» **What is expected**
Please convert the stretch from the start of the records through the line containing "row-label: SE Taxable" into a JSON list of strings, one string per line, with blank lines left out.

» **Supplied records**
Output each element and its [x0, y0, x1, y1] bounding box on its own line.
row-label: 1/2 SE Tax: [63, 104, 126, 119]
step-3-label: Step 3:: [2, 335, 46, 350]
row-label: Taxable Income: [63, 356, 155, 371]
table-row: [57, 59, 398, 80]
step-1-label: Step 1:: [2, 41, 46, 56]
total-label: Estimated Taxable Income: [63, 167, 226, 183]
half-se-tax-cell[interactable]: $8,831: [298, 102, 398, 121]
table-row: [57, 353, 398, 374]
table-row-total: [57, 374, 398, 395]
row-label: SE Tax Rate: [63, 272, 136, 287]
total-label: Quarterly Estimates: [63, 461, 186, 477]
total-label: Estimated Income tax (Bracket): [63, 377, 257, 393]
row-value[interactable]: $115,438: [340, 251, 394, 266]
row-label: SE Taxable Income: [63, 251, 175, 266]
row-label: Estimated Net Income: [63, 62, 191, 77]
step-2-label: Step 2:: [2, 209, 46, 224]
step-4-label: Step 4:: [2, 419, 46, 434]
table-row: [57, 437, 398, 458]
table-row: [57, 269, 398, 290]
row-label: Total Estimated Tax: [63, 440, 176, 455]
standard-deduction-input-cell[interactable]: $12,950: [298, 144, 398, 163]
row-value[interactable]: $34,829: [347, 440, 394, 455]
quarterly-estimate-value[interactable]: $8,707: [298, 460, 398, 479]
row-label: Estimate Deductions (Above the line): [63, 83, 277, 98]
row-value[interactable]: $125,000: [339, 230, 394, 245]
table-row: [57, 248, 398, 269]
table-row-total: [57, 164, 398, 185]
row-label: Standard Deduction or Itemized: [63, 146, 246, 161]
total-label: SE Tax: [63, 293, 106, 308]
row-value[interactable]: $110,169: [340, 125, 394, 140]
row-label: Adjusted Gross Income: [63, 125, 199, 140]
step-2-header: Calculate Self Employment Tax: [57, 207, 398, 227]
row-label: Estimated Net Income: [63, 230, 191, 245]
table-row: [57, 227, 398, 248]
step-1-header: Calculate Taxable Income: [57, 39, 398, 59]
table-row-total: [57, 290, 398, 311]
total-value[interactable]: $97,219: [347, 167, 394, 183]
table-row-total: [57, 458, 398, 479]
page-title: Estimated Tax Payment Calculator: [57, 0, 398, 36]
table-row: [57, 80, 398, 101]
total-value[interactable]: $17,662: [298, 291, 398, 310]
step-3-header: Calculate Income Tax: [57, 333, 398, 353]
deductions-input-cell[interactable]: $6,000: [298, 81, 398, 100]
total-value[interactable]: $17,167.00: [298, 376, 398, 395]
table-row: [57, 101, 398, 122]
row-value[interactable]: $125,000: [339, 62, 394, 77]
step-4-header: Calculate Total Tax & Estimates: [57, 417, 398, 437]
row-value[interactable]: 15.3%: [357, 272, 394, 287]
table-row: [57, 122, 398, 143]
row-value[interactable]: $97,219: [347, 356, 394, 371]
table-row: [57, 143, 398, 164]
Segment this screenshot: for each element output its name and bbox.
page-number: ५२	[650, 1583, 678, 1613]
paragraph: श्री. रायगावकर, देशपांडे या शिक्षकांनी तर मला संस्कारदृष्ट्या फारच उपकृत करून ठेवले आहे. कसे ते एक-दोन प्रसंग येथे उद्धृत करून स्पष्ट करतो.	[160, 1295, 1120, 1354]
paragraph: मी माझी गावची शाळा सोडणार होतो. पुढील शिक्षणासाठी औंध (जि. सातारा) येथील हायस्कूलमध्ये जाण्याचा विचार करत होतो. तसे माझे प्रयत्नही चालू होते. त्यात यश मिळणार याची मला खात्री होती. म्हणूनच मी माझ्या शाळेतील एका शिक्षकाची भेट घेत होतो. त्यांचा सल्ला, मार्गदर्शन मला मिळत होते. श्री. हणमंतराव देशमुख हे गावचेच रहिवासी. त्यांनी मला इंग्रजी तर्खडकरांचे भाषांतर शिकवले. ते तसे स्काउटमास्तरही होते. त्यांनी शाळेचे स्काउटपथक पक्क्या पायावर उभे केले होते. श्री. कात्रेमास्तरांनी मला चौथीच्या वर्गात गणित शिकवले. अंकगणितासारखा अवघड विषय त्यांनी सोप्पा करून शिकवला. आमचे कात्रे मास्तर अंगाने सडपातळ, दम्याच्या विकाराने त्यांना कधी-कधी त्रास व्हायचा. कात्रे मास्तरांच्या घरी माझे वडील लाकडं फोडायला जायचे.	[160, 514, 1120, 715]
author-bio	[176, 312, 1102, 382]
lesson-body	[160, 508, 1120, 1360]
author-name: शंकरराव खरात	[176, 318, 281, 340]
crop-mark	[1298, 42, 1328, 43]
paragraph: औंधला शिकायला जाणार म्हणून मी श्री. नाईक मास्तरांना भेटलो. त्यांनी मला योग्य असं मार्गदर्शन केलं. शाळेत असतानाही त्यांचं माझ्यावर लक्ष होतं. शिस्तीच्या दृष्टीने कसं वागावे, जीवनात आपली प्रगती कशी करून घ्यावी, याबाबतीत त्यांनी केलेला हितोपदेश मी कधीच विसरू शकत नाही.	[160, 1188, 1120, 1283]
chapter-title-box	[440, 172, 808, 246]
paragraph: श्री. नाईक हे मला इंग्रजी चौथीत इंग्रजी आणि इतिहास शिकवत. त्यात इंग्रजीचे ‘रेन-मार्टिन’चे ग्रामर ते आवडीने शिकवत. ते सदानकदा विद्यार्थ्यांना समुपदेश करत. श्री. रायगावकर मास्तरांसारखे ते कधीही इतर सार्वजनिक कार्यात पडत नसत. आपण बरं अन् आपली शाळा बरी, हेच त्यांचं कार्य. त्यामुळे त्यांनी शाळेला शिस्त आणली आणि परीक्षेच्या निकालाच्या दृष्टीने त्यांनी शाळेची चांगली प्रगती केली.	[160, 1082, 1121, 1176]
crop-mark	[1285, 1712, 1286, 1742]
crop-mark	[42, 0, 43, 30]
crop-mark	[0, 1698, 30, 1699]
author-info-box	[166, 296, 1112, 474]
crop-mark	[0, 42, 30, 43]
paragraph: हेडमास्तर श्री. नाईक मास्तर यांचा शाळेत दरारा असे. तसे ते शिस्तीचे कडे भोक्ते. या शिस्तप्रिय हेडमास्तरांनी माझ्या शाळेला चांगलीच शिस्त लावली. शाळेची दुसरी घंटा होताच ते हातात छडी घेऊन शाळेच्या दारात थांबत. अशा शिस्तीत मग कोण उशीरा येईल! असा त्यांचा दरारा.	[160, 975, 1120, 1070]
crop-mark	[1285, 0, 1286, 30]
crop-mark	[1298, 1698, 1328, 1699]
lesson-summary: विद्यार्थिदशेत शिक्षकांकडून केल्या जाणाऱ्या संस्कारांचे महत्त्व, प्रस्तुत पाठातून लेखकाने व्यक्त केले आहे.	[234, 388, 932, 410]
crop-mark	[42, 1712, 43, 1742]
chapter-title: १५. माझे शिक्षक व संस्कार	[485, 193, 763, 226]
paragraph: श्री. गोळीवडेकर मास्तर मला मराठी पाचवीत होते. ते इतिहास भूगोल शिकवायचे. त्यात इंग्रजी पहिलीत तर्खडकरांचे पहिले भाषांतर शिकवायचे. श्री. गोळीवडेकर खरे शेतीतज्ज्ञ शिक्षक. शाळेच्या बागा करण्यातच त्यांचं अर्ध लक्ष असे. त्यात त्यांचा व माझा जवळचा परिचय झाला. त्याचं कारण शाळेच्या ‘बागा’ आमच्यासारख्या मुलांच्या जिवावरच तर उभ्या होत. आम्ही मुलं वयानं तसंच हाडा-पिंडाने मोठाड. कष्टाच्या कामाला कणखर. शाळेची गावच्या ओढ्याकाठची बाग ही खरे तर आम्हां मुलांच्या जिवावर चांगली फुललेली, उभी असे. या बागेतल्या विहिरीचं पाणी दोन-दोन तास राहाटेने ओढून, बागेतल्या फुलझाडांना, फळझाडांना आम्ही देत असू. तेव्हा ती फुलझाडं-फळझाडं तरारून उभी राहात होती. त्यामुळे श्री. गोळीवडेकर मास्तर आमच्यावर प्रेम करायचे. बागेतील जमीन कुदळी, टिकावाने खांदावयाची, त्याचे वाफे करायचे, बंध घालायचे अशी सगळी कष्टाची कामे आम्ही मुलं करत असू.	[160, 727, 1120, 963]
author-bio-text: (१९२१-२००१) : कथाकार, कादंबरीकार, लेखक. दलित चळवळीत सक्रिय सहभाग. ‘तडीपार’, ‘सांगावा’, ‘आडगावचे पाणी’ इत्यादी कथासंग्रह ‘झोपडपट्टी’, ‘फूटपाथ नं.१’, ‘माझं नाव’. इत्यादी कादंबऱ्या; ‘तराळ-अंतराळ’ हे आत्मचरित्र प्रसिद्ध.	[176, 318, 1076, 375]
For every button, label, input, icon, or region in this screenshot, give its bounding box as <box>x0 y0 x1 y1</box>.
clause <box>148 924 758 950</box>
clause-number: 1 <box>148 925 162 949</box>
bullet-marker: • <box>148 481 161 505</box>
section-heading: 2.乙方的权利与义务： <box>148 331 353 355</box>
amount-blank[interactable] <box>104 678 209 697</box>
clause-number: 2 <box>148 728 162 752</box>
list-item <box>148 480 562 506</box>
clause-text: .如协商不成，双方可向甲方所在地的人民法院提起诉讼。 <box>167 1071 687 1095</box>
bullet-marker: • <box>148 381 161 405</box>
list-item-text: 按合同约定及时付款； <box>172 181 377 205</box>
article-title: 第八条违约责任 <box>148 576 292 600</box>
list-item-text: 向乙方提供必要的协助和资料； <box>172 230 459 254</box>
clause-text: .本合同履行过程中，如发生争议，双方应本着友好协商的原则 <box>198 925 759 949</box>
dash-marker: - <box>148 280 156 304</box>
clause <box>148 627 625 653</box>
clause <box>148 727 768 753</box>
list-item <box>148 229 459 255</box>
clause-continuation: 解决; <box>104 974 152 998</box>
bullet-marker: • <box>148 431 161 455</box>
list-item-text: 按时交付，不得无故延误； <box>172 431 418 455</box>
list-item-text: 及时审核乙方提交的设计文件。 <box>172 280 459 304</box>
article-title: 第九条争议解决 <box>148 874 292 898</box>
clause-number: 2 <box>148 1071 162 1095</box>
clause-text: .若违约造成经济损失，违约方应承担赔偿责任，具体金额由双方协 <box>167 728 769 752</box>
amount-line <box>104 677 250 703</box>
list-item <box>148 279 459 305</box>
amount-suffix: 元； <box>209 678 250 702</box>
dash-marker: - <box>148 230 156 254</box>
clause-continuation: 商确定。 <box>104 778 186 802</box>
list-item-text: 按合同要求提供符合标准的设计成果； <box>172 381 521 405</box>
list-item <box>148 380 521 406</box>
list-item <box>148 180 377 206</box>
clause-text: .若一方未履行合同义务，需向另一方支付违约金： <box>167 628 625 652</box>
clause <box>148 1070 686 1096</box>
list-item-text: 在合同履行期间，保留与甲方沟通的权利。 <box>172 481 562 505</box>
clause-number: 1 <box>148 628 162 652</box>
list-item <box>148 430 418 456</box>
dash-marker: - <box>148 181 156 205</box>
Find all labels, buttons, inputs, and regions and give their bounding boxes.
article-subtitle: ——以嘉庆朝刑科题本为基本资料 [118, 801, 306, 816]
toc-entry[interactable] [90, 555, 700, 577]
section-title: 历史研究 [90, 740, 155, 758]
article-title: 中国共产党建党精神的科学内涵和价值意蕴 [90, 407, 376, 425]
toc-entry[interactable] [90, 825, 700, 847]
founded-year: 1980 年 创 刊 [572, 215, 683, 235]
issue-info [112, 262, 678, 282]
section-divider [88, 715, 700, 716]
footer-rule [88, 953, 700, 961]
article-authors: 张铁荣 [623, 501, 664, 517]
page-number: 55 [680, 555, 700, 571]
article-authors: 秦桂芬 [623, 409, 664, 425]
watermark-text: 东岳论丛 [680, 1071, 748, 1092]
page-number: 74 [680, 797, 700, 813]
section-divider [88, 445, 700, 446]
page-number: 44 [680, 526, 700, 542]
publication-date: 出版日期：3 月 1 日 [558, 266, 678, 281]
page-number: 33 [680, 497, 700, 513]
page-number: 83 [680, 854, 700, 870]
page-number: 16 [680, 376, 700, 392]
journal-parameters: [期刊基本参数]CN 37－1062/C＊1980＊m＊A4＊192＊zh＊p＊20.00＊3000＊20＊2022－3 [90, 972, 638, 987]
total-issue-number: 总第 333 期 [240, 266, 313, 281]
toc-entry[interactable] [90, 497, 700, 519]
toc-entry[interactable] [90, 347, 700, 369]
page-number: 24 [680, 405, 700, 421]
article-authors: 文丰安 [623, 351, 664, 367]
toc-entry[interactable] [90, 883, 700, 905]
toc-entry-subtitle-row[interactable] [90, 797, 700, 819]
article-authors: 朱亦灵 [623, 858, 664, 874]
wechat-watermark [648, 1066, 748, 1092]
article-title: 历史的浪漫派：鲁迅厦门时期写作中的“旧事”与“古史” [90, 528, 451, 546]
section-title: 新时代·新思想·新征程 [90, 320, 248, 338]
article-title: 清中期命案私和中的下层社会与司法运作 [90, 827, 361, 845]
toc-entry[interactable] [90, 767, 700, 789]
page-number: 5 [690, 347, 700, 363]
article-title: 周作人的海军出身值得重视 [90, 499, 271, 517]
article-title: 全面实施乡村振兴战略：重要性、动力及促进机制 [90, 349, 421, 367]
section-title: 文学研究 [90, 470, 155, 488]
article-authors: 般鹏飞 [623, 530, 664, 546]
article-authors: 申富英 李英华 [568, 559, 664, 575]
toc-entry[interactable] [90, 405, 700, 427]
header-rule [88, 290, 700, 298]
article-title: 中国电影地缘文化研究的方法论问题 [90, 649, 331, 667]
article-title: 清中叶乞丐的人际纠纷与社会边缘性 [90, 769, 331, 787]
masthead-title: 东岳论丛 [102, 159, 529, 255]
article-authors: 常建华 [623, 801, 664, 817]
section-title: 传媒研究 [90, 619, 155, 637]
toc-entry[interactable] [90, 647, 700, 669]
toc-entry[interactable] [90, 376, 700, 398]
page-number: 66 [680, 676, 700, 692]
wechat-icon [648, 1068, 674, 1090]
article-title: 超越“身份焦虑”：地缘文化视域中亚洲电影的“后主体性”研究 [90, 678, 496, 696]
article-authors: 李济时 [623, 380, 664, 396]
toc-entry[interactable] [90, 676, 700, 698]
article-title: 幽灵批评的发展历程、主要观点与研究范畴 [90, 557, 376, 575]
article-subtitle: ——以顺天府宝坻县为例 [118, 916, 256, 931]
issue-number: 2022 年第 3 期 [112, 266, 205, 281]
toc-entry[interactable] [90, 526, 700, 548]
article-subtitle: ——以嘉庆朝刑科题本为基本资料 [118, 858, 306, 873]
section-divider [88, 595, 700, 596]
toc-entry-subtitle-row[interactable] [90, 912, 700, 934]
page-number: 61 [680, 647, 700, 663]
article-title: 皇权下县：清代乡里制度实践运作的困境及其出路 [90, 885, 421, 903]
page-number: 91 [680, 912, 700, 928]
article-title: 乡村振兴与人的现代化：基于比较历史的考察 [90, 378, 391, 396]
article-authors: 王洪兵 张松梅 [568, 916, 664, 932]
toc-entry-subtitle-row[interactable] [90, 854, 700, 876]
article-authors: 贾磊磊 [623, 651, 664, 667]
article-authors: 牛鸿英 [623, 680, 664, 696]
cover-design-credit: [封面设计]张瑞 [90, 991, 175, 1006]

» **Task result**
[
  "Output each element and its [x0, y0, x1, y1] bounding box on its own line.",
  "row-label: 1/2 SE Tax: [63, 104, 126, 119]",
  "step-3-label: Step 3:: [2, 335, 46, 350]",
  "row-label: Taxable Income: [63, 356, 155, 371]",
  "table-row: [57, 59, 398, 80]",
  "step-1-label: Step 1:: [2, 41, 46, 56]",
  "total-label: Estimated Taxable Income: [63, 167, 226, 183]",
  "half-se-tax-cell[interactable]: $8,831: [298, 102, 398, 121]",
  "table-row: [57, 353, 398, 374]",
  "table-row-total: [57, 374, 398, 395]",
  "row-label: SE Tax Rate: [63, 272, 136, 287]",
  "total-label: Quarterly Estimates: [63, 461, 186, 477]",
  "total-label: Estimated Income tax (Bracket): [63, 377, 257, 393]",
  "row-value[interactable]: $115,438: [340, 251, 394, 266]",
  "row-label: SE Taxable Income: [63, 251, 175, 266]"
]